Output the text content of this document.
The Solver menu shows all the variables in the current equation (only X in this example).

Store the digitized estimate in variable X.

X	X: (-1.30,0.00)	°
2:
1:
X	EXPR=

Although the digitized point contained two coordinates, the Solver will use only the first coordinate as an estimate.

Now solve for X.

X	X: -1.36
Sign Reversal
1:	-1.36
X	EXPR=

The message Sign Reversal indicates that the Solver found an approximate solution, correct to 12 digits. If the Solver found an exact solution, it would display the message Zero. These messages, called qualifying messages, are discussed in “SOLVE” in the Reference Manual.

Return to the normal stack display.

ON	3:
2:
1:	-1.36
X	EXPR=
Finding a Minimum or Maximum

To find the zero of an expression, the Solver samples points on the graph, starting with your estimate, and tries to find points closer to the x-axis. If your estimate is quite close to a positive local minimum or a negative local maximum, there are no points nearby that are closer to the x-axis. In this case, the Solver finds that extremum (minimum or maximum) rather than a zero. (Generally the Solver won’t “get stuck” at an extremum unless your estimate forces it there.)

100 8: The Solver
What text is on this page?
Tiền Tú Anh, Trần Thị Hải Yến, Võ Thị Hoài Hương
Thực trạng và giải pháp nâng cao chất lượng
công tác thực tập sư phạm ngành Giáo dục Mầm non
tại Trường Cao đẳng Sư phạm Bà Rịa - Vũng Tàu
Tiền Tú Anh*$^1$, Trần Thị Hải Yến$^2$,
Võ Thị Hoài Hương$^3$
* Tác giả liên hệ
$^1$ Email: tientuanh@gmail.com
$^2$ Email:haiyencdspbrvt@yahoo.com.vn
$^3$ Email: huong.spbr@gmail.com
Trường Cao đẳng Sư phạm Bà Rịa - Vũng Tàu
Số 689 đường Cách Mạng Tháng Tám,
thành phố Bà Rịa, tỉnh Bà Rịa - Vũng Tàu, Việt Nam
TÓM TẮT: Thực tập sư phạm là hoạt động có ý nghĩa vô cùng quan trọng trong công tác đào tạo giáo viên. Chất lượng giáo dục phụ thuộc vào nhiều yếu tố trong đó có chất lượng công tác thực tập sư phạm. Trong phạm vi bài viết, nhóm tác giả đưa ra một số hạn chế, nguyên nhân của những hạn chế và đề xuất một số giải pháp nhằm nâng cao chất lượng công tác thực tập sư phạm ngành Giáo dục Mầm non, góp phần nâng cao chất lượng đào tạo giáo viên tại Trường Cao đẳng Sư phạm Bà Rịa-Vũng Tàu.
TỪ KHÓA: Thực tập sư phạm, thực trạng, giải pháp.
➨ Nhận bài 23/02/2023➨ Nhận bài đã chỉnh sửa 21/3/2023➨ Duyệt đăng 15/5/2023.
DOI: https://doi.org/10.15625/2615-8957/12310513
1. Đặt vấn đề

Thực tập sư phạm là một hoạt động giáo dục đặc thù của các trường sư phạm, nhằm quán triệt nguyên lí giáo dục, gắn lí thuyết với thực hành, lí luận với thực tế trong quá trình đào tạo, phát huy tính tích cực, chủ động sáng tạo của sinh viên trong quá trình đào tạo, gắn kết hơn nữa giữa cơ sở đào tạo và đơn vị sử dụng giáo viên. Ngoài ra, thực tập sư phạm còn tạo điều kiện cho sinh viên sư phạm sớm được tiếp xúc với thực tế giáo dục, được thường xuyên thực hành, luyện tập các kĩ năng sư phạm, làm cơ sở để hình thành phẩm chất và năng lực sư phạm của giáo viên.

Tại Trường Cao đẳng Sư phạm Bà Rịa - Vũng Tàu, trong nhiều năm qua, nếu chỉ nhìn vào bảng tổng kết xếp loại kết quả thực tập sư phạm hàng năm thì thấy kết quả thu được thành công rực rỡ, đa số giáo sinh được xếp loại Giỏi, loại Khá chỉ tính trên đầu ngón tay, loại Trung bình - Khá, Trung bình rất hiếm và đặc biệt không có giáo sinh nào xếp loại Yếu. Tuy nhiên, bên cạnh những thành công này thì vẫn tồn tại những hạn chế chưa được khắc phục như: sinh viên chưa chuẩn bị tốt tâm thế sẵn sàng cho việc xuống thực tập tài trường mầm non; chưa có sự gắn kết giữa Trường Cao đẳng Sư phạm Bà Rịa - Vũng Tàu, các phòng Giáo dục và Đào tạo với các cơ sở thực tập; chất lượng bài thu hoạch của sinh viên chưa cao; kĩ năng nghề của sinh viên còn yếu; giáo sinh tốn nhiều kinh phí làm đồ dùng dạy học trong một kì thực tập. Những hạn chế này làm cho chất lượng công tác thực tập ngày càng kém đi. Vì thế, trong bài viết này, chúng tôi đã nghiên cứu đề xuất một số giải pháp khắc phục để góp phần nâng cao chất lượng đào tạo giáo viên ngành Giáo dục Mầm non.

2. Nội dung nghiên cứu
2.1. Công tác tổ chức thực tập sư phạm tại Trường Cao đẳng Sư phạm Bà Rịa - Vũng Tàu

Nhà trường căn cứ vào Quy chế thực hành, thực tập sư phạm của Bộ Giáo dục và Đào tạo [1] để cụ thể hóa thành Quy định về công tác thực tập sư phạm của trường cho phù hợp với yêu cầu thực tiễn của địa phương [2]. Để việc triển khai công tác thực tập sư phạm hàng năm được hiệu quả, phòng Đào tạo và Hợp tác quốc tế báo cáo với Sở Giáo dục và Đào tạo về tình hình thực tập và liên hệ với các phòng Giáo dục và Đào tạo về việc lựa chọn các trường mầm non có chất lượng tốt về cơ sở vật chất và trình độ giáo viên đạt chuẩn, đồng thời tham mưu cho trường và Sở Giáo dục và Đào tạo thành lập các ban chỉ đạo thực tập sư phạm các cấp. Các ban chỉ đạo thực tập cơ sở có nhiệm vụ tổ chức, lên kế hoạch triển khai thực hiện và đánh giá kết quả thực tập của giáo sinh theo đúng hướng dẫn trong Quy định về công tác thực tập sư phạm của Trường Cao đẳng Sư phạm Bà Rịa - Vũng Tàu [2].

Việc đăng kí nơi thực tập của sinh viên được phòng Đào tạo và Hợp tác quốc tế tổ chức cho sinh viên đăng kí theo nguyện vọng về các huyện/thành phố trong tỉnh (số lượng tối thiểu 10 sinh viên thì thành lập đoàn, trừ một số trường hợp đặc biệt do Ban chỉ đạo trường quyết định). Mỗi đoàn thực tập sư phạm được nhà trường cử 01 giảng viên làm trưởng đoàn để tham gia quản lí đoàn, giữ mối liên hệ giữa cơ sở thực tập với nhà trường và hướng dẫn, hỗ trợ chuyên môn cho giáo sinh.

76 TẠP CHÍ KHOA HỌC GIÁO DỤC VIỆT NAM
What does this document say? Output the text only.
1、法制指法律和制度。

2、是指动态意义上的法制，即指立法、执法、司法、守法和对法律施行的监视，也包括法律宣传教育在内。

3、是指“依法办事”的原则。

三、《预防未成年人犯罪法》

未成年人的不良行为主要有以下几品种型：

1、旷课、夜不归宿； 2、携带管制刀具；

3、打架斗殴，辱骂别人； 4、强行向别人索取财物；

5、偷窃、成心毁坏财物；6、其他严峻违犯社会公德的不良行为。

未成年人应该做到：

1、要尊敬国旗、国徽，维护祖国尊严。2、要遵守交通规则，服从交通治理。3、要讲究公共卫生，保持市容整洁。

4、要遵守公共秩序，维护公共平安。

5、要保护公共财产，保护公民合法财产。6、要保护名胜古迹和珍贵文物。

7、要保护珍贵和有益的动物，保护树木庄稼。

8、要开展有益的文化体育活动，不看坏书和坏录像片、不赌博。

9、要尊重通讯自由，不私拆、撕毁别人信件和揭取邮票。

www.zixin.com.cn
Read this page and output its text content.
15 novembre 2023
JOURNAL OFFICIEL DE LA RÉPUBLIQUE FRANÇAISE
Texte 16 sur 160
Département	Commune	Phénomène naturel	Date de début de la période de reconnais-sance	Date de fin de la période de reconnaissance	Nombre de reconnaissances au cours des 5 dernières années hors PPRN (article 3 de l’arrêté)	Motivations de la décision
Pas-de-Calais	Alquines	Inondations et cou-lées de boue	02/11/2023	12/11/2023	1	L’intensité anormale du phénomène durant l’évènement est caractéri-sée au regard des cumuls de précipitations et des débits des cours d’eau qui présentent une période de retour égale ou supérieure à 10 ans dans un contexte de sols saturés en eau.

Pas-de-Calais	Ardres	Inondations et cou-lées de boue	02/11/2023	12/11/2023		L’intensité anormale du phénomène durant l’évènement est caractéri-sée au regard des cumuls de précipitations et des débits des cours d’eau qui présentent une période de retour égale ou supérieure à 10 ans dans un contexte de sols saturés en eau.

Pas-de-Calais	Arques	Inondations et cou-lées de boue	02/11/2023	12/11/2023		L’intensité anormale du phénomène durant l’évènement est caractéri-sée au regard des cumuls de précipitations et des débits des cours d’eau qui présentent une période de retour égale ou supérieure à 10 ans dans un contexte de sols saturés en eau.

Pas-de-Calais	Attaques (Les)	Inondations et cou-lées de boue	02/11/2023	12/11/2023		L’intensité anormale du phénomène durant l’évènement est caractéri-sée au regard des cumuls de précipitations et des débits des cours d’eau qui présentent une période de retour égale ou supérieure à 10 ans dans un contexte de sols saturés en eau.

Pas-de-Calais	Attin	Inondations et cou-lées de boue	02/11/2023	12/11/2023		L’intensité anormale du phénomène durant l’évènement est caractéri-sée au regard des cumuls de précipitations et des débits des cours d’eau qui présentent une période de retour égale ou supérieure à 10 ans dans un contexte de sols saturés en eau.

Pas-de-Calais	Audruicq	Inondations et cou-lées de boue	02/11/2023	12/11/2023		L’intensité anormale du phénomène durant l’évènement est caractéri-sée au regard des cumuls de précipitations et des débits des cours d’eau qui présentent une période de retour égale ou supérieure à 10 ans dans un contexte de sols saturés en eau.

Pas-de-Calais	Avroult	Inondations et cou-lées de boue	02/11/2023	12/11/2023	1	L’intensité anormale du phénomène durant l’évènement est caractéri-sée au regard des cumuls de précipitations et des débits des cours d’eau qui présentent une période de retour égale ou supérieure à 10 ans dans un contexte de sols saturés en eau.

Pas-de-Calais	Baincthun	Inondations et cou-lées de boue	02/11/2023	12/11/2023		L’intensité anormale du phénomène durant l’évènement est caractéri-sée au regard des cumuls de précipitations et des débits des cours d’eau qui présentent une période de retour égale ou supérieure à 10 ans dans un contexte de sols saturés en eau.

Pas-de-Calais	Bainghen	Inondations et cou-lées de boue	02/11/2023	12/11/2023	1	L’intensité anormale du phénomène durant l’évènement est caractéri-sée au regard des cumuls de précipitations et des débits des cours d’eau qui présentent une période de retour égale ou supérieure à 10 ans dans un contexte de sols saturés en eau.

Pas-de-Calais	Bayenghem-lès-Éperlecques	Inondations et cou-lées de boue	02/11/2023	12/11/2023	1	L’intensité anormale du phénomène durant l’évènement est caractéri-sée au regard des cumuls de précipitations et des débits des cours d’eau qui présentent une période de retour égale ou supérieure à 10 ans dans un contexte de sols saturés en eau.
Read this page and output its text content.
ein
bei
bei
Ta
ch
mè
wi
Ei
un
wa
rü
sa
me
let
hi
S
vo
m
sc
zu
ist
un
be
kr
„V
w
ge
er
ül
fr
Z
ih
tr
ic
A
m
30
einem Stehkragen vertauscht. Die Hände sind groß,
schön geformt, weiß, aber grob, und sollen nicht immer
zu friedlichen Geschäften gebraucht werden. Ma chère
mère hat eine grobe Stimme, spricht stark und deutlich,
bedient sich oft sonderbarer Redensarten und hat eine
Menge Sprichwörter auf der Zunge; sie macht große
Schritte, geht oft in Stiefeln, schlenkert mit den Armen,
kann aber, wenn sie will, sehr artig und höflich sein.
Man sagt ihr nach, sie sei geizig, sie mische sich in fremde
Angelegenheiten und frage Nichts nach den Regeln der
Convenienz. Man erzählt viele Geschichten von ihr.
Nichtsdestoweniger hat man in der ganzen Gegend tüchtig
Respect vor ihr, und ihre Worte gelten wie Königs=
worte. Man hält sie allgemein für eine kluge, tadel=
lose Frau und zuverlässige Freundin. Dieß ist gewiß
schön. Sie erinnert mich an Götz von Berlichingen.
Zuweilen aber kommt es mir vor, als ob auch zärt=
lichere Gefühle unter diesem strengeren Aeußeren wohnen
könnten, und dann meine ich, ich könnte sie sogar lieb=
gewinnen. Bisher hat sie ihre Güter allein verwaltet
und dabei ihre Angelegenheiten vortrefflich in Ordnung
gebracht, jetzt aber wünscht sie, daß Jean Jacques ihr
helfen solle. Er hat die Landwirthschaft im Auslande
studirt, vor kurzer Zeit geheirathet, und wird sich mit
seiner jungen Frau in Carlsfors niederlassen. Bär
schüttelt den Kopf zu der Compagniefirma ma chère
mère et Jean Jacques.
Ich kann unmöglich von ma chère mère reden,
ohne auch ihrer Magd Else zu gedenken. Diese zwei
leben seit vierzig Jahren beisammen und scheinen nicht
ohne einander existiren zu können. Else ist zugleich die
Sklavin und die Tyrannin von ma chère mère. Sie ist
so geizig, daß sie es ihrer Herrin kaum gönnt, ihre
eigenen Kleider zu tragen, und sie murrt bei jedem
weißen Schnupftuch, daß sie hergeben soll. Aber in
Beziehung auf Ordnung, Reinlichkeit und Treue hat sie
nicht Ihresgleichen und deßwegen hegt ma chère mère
———
[Set problem] Extract every line of the records above that contains the word "ihrer".

[The reply]
ohne auch ihrer Magd Else zu gedenken. Diese zwei
so geizig, daß sie es ihrer Herrin kaum gönnt, ihre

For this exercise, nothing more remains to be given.